** Begin AVAILABLE DATA **

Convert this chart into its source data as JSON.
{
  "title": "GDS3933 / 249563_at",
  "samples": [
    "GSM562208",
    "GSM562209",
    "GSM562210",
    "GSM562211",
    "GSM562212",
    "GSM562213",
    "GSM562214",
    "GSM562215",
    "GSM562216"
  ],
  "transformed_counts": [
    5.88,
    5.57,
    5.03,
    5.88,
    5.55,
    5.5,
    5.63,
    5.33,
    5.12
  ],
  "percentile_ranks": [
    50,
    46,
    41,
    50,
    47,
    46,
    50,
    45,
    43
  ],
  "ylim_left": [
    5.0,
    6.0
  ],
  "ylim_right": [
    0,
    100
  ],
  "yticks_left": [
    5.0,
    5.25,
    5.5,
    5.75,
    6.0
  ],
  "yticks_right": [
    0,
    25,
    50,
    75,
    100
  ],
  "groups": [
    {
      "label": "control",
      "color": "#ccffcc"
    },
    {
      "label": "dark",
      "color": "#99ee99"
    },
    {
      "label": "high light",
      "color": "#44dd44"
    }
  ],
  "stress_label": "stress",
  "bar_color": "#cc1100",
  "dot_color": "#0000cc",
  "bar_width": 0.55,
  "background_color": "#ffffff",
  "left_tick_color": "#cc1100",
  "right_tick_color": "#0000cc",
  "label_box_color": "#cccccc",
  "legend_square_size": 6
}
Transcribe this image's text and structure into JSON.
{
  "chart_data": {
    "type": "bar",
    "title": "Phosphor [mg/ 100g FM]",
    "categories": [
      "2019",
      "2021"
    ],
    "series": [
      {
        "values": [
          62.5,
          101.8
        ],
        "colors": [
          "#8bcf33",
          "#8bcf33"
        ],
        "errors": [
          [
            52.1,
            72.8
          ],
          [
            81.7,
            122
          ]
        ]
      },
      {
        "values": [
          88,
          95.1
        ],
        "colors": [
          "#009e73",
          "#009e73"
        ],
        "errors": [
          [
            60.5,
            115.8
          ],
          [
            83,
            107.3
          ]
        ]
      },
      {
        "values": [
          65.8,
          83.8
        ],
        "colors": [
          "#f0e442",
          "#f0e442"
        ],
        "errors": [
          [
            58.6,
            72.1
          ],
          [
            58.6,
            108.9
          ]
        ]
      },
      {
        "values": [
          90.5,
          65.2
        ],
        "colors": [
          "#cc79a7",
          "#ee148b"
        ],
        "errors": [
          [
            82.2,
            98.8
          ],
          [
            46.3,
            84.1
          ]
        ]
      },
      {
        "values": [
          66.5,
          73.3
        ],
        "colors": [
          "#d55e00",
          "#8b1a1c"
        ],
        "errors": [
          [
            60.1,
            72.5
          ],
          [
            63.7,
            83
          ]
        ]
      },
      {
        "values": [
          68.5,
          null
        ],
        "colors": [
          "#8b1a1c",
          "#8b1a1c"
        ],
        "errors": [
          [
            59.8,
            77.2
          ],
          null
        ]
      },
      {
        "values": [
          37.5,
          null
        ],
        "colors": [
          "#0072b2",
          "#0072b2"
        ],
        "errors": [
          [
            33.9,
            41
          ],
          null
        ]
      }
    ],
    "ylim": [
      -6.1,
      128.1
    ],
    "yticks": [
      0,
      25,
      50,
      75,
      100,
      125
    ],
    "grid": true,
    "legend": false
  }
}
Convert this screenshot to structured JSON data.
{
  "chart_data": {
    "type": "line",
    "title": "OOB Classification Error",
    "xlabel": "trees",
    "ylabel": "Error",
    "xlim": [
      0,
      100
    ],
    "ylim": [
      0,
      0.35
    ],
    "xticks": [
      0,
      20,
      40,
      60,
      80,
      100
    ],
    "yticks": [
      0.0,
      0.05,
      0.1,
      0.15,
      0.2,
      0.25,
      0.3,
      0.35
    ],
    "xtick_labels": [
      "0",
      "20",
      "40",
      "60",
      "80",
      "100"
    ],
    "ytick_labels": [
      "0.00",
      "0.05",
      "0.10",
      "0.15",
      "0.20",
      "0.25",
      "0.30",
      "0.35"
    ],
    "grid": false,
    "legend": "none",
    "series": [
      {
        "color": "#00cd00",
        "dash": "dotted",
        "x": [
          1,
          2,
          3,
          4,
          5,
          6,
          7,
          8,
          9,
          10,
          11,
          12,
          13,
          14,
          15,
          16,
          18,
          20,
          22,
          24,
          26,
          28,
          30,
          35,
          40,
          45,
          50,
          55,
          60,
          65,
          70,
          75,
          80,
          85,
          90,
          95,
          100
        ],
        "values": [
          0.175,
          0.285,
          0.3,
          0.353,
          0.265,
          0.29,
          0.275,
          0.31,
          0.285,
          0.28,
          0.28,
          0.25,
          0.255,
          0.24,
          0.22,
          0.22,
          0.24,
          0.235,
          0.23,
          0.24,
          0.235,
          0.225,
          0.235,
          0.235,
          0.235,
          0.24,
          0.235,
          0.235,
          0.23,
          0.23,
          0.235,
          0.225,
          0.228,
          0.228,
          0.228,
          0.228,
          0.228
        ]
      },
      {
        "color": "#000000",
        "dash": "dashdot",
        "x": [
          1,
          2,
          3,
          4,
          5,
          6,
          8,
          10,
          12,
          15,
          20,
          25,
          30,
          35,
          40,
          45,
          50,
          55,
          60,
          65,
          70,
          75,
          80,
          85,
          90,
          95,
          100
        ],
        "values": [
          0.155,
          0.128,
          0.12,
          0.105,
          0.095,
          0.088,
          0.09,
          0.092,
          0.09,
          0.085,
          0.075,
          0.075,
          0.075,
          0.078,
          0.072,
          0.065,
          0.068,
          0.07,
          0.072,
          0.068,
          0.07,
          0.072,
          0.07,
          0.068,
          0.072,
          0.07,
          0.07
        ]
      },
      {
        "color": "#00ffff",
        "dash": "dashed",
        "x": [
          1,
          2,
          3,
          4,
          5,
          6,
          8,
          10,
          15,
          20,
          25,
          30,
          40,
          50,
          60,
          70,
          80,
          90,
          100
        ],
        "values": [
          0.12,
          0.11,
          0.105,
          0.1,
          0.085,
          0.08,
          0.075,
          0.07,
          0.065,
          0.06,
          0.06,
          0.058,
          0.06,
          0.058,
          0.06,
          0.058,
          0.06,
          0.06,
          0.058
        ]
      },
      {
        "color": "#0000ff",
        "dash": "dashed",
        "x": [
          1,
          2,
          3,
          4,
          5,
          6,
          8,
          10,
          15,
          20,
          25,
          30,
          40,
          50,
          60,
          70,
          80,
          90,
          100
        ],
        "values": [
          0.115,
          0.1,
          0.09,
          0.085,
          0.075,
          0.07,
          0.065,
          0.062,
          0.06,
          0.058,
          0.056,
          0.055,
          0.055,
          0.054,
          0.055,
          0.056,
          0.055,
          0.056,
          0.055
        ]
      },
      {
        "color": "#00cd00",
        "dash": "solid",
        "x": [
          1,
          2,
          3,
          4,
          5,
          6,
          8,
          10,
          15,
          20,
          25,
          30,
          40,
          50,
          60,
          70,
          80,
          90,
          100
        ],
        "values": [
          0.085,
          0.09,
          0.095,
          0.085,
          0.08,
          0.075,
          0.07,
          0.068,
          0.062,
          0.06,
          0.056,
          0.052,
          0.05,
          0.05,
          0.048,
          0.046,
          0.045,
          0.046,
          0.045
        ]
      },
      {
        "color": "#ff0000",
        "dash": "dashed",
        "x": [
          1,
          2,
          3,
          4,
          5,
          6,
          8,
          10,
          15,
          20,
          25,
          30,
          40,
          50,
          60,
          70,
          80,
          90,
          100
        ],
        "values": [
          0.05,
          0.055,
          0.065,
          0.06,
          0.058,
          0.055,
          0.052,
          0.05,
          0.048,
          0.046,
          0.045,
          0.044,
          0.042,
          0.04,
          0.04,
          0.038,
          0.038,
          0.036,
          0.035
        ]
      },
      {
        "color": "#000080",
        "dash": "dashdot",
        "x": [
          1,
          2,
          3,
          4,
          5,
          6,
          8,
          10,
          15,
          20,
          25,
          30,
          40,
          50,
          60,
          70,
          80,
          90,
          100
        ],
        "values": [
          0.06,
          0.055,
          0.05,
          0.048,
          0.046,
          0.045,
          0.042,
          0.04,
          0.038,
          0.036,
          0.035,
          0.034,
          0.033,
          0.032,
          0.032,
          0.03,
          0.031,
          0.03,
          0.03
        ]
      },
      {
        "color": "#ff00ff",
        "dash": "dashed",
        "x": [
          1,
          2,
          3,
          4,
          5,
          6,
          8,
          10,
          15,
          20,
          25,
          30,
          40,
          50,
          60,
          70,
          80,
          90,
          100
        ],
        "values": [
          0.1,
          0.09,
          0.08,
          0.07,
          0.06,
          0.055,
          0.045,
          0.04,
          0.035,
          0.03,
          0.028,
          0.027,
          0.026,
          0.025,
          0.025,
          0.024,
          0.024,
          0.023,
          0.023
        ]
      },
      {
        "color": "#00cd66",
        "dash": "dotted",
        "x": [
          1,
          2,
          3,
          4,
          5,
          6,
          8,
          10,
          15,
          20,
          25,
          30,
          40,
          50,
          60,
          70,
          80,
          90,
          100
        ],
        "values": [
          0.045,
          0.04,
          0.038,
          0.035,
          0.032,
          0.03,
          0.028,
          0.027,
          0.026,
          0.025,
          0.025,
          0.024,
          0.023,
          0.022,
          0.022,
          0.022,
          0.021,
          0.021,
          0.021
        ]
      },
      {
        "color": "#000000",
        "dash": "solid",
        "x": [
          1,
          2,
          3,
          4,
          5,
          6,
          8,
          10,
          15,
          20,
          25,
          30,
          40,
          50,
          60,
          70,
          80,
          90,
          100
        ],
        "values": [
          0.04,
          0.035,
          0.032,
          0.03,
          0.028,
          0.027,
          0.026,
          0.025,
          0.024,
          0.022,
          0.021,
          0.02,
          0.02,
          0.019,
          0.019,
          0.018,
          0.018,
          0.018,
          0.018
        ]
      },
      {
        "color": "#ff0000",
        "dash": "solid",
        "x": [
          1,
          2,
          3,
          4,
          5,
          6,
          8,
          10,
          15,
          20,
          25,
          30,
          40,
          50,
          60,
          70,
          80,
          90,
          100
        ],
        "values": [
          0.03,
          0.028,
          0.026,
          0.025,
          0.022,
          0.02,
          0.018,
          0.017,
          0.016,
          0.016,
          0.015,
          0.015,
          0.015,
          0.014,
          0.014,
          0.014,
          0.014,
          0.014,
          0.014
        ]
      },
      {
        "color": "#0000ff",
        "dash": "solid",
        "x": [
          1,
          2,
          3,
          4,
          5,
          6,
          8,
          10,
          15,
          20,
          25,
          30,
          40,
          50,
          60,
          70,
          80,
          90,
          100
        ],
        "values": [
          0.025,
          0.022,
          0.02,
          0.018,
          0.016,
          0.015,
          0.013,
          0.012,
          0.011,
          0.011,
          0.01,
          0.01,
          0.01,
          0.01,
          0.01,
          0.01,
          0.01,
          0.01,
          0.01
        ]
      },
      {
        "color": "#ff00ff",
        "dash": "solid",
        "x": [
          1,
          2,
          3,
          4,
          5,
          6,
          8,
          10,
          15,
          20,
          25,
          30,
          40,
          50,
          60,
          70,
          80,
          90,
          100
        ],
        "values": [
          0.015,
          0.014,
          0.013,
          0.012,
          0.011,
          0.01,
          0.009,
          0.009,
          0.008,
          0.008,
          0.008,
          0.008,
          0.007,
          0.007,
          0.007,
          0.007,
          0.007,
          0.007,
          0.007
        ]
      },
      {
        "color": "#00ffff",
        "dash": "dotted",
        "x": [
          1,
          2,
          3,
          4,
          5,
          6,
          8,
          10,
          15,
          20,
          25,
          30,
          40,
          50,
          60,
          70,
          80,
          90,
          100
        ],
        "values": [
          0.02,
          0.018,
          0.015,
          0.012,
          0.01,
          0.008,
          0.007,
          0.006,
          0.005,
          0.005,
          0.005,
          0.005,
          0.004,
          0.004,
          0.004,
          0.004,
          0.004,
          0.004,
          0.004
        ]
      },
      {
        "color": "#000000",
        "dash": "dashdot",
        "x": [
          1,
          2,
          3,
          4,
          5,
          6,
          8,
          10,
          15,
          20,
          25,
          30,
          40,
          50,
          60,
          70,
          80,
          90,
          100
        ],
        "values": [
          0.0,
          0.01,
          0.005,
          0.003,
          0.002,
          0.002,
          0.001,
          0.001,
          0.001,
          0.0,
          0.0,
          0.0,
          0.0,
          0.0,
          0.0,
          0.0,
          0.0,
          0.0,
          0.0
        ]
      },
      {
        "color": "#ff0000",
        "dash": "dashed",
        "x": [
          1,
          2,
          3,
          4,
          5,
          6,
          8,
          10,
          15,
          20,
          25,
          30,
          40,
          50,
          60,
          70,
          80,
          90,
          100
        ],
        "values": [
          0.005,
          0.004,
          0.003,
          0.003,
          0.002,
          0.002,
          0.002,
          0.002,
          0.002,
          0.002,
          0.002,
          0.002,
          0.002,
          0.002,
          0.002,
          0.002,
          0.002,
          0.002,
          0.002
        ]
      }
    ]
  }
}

** End AVAILABLE DATA **

INSTRUCTION:
Tally up the lines in the records containing the word "into", then give the count and nothing else.

EXERCISE RESPONSE:
2